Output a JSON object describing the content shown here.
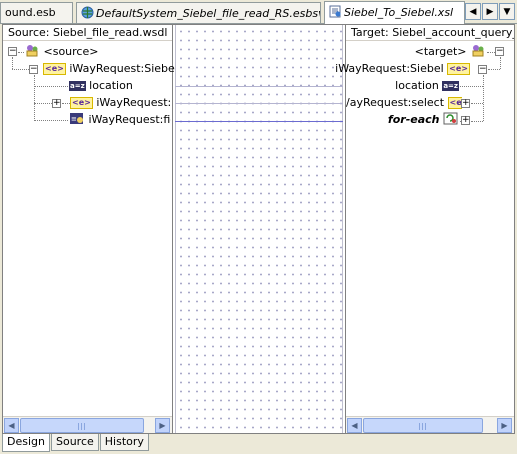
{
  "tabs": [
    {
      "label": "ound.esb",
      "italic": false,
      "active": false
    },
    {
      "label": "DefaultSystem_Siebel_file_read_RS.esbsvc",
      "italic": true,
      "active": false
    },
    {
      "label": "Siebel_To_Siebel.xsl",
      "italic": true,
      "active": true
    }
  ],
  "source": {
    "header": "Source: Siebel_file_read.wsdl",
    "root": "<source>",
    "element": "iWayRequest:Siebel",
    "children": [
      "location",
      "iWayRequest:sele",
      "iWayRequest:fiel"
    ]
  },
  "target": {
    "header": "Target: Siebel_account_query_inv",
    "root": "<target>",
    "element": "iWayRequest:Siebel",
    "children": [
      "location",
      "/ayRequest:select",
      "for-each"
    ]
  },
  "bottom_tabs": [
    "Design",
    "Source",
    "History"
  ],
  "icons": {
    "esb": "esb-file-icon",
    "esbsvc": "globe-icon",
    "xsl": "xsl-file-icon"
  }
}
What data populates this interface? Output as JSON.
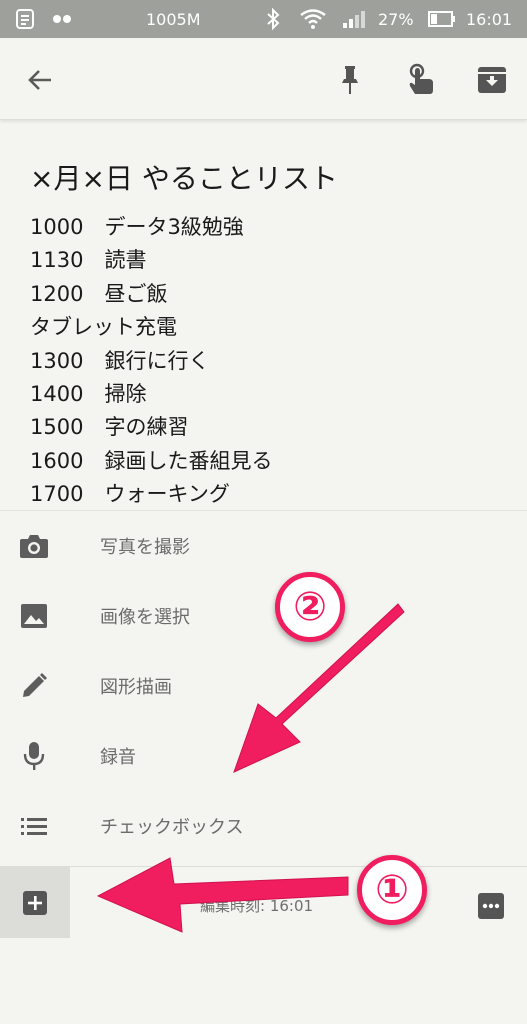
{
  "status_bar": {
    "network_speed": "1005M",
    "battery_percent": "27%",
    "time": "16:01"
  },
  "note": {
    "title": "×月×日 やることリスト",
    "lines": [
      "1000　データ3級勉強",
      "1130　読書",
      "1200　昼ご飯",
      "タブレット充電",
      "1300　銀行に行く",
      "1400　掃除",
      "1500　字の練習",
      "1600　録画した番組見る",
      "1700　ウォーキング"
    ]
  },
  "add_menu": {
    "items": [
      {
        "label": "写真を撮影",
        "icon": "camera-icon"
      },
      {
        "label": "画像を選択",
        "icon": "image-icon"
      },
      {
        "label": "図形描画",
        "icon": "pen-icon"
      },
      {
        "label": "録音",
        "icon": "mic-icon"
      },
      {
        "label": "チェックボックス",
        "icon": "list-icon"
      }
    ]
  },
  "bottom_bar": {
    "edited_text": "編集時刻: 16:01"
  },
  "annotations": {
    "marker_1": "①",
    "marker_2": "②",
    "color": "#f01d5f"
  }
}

━━━━━━━━

§ **What is needed**: Copy all lines of the listing above that contain the string "iWayRequest".

§ **Output for this exercise**:
    "element": "iWayRequest:Siebel",
      "iWayRequest:sele",
      "iWayRequest:fiel"
    "element": "iWayRequest:Siebel",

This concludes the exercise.